▸ Instructions for the task:
Scan the entries below and extract each line with the word "JSON" in it.

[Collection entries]
..............................

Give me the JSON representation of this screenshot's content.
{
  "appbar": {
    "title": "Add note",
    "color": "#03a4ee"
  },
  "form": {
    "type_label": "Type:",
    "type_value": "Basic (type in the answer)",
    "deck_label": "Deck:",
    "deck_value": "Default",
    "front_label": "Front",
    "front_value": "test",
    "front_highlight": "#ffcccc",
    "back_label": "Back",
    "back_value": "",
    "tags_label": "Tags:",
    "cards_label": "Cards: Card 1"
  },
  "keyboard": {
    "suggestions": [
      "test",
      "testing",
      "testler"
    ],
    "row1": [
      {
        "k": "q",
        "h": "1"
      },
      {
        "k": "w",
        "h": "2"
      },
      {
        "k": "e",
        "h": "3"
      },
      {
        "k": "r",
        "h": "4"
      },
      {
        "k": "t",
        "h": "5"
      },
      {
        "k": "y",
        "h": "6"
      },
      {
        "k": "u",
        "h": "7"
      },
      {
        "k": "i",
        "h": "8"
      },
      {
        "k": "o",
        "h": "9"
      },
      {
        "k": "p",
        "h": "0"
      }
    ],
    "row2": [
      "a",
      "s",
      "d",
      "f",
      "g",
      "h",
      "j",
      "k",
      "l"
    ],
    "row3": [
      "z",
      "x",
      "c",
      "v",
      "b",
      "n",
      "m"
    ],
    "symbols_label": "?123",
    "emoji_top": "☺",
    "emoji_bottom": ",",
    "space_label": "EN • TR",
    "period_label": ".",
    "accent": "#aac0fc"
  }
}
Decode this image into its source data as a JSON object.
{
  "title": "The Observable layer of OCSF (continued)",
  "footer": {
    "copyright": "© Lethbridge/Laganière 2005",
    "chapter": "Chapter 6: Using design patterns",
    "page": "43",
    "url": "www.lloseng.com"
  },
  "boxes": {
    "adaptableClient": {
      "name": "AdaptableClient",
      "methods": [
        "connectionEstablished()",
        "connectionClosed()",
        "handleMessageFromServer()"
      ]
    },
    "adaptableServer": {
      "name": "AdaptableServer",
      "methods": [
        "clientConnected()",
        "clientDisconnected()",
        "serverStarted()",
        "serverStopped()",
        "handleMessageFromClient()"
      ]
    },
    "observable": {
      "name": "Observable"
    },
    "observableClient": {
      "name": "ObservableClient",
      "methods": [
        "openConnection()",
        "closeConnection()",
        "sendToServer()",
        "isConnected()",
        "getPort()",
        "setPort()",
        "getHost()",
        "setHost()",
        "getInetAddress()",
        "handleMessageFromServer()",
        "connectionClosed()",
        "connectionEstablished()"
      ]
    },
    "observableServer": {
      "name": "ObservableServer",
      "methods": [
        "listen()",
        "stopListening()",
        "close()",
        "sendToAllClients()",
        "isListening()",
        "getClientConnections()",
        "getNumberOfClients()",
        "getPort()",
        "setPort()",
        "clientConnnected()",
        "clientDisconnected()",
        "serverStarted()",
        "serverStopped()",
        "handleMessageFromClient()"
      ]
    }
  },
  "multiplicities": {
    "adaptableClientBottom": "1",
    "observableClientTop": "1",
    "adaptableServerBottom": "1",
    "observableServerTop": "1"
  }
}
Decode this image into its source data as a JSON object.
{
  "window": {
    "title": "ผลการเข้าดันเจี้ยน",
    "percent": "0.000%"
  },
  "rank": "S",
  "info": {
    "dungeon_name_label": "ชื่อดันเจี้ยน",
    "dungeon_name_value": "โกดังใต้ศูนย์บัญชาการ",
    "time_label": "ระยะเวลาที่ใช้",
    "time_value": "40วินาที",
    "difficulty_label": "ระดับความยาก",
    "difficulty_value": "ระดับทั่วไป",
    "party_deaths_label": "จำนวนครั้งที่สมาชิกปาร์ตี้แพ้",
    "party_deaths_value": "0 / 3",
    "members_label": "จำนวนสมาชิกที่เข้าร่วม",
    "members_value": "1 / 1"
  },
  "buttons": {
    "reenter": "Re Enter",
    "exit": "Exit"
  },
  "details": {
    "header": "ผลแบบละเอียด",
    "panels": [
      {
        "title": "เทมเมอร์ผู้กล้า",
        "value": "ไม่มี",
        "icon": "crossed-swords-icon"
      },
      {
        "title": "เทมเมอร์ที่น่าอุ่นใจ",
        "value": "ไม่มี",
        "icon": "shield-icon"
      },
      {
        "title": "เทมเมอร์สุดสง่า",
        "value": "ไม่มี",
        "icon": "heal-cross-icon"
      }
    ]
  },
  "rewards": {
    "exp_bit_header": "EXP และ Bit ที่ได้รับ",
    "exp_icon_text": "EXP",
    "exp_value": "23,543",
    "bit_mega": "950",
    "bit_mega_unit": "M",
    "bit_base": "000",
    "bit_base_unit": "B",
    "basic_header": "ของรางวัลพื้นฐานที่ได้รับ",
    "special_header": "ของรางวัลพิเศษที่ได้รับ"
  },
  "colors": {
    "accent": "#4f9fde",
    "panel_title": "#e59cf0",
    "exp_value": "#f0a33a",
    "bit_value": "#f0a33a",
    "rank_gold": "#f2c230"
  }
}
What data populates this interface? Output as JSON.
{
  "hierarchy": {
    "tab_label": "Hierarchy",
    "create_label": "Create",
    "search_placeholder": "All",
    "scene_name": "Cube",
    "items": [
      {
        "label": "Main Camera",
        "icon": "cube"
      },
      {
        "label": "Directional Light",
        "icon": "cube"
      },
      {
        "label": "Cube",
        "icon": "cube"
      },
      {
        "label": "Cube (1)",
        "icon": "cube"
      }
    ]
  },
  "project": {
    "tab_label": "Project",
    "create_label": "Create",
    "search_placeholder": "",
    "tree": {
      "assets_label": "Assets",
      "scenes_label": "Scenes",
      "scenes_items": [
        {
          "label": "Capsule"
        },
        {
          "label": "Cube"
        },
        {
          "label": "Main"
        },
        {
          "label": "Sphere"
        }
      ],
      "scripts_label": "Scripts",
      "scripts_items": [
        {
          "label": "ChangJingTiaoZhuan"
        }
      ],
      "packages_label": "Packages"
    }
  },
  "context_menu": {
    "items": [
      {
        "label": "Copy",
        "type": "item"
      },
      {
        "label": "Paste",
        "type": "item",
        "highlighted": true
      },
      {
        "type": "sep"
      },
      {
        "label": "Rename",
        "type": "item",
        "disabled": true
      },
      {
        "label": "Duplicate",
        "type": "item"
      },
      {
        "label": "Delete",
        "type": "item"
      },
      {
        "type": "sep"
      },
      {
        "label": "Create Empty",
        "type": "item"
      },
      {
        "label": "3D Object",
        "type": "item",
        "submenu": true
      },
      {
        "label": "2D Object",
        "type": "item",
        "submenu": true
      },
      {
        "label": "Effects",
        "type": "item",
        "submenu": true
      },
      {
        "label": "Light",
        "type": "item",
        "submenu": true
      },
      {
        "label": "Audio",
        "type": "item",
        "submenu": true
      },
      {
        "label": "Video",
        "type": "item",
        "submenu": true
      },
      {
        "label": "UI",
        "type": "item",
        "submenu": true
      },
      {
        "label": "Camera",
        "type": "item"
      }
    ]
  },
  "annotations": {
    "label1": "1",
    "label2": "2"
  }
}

..............................

▸ Full response:
Give me the JSON representation of this screenshot's content.
Decode this image into its source data as a JSON object.
Decode this image into its source data as a JSON object.
What data populates this interface? Output as JSON.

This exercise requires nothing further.